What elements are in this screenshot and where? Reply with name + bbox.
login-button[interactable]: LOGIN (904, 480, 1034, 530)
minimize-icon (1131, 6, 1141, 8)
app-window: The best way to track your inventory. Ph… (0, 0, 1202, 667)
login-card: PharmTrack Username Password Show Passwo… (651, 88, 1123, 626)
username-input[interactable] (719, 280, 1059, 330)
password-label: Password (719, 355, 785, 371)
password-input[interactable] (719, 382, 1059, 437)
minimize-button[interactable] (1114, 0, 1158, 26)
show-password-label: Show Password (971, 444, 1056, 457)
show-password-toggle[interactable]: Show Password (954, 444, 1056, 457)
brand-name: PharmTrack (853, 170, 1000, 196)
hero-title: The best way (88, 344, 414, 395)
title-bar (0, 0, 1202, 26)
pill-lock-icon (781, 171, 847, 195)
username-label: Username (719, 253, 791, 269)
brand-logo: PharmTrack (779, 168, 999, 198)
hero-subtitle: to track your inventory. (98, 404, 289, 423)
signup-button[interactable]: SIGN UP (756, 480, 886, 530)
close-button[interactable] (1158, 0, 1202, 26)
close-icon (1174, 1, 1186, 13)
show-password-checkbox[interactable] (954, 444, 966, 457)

==========

◆ The exercise ◆
Render these lines as a numbered list, leaving out any blank lines.

◆ The completed task ◆
1. What elements are in this screenshot and where? Reply with name + bbox.
2. login-button[interactable]: LOGIN (904, 480, 1034, 530)
3. minimize-icon (1131, 6, 1141, 8)
4. app-window: The best way to track your inventory. Ph… (0, 0, 1202, 667)
5. login-card: PharmTrack Username Password Show Passwo… (651, 88, 1123, 626)
6. username-input[interactable] (719, 280, 1059, 330)
7. password-label: Password (719, 355, 785, 371)
8. password-input[interactable] (719, 382, 1059, 437)
9. minimize-button[interactable] (1114, 0, 1158, 26)
10. show-password-label: Show Password (971, 444, 1056, 457)
11. show-password-toggle[interactable]: Show Password (954, 444, 1056, 457)
12. brand-name: PharmTrack (853, 170, 1000, 196)
13. hero-title: The best way (88, 344, 414, 395)
14. title-bar (0, 0, 1202, 26)
15. pill-lock-icon (781, 171, 847, 195)
16. username-label: Username (719, 253, 791, 269)
17. brand-logo: PharmTrack (779, 168, 999, 198)
18. hero-subtitle: to track your inventory. (98, 404, 289, 423)
19. signup-button[interactable]: SIGN UP (756, 480, 886, 530)
20. close-button[interactable] (1158, 0, 1202, 26)
21. close-icon (1174, 1, 1186, 13)
22. show-password-checkbox[interactable] (954, 444, 966, 457)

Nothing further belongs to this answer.